Copy each line below without leaving any out.

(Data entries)
***

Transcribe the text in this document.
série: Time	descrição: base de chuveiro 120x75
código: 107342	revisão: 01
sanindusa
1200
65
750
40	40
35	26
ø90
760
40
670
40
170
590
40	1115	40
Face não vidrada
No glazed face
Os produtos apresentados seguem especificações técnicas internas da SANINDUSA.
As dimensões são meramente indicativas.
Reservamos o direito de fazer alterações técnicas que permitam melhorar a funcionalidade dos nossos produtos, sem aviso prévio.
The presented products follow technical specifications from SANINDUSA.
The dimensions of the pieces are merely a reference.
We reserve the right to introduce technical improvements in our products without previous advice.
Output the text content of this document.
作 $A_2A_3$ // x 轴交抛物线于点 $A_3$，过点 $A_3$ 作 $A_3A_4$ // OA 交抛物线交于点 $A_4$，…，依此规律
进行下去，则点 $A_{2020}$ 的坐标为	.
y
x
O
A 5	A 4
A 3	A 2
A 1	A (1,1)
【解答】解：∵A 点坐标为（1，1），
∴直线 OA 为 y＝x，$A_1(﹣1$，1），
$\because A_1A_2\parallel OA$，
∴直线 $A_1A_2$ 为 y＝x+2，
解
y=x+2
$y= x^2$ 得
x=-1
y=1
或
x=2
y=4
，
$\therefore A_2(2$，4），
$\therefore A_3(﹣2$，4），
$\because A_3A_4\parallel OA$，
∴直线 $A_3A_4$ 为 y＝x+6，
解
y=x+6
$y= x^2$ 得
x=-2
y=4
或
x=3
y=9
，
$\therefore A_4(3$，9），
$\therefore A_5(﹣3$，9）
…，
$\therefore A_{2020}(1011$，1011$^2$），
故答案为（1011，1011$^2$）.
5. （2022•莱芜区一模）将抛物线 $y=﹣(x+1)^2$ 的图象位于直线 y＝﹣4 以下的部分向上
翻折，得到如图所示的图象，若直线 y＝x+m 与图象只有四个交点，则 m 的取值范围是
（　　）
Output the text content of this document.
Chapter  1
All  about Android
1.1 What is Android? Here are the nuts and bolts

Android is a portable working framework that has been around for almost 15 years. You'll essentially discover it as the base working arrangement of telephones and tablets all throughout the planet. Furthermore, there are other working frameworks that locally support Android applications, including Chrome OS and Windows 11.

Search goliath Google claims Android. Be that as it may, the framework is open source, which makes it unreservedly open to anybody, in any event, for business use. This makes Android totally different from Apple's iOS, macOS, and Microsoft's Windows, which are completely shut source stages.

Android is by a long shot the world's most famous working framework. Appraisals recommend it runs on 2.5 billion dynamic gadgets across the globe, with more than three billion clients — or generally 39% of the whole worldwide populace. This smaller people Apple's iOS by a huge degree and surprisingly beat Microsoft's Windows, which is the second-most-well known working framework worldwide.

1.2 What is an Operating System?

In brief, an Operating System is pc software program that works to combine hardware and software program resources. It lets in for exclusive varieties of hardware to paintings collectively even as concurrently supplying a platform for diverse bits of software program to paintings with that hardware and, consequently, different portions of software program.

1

***

## Solution to this problem
Transcribe the text in this document.
série: Time	descrição: base de chuveiro 120x75
código: 107342	revisão: 01
sanindusa
1200
65
750
40	40
35	26
ø90
760
40
670
40
170
590
40	1115	40
Face não vidrada
No glazed face
Os produtos apresentados seguem especificações técnicas internas da SANINDUSA.
As dimensões são meramente indicativas.
Reservamos o direito de fazer alterações técnicas que permitam melhorar a funcionalidade dos nossos produtos, sem aviso prévio.
The presented products follow technical specifications from SANINDUSA.
The dimensions of the pieces are merely a reference.
We reserve the right to introduce technical improvements in our products without previous advice.
Output the text content of this document.
作 $A_2A_3$ // x 轴交抛物线于点 $A_3$，过点 $A_3$ 作 $A_3A_4$ // OA 交抛物线交于点 $A_4$，…，依此规律
进行下去，则点 $A_{2020}$ 的坐标为	.
y
x
O
A 5	A 4
A 3	A 2
A 1	A (1,1)
【解答】解：∵A 点坐标为（1，1），
∴直线 OA 为 y＝x，$A_1(﹣1$，1），
$\because A_1A_2\parallel OA$，
∴直线 $A_1A_2$ 为 y＝x+2，
解
y=x+2
$y= x^2$ 得
x=-1
y=1
或
x=2
y=4
，
$\therefore A_2(2$，4），
$\therefore A_3(﹣2$，4），
$\because A_3A_4\parallel OA$，
∴直线 $A_3A_4$ 为 y＝x+6，
解
y=x+6
$y= x^2$ 得
x=-2
y=4
或
x=3
y=9
，
$\therefore A_4(3$，9），
$\therefore A_5(﹣3$，9）
…，
$\therefore A_{2020}(1011$，1011$^2$），
故答案为（1011，1011$^2$）.
5. （2022•莱芜区一模）将抛物线 $y=﹣(x+1)^2$ 的图象位于直线 y＝﹣4 以下的部分向上
翻折，得到如图所示的图象，若直线 y＝x+m 与图象只有四个交点，则 m 的取值范围是
（　　）
Output the text content of this document.
Chapter  1
All  about Android
1.1 What is Android? Here are the nuts and bolts

Android is a portable working framework that has been around for almost 15 years. You'll essentially discover it as the base working arrangement of telephones and tablets all throughout the planet. Furthermore, there are other working frameworks that locally support Android applications, including Chrome OS and Windows 11.

Search goliath Google claims Android. Be that as it may, the framework is open source, which makes it unreservedly open to anybody, in any event, for business use. This makes Android totally different from Apple's iOS, macOS, and Microsoft's Windows, which are completely shut source stages.

Android is by a long shot the world's most famous working framework. Appraisals recommend it runs on 2.5 billion dynamic gadgets across the globe, with more than three billion clients — or generally 39% of the whole worldwide populace. This smaller people Apple's iOS by a huge degree and surprisingly beat Microsoft's Windows, which is the second-most-well known working framework worldwide.

1.2 What is an Operating System?

In brief, an Operating System is pc software program that works to combine hardware and software program resources. It lets in for exclusive varieties of hardware to paintings collectively even as concurrently supplying a platform for diverse bits of software program to paintings with that hardware and, consequently, different portions of software program.

1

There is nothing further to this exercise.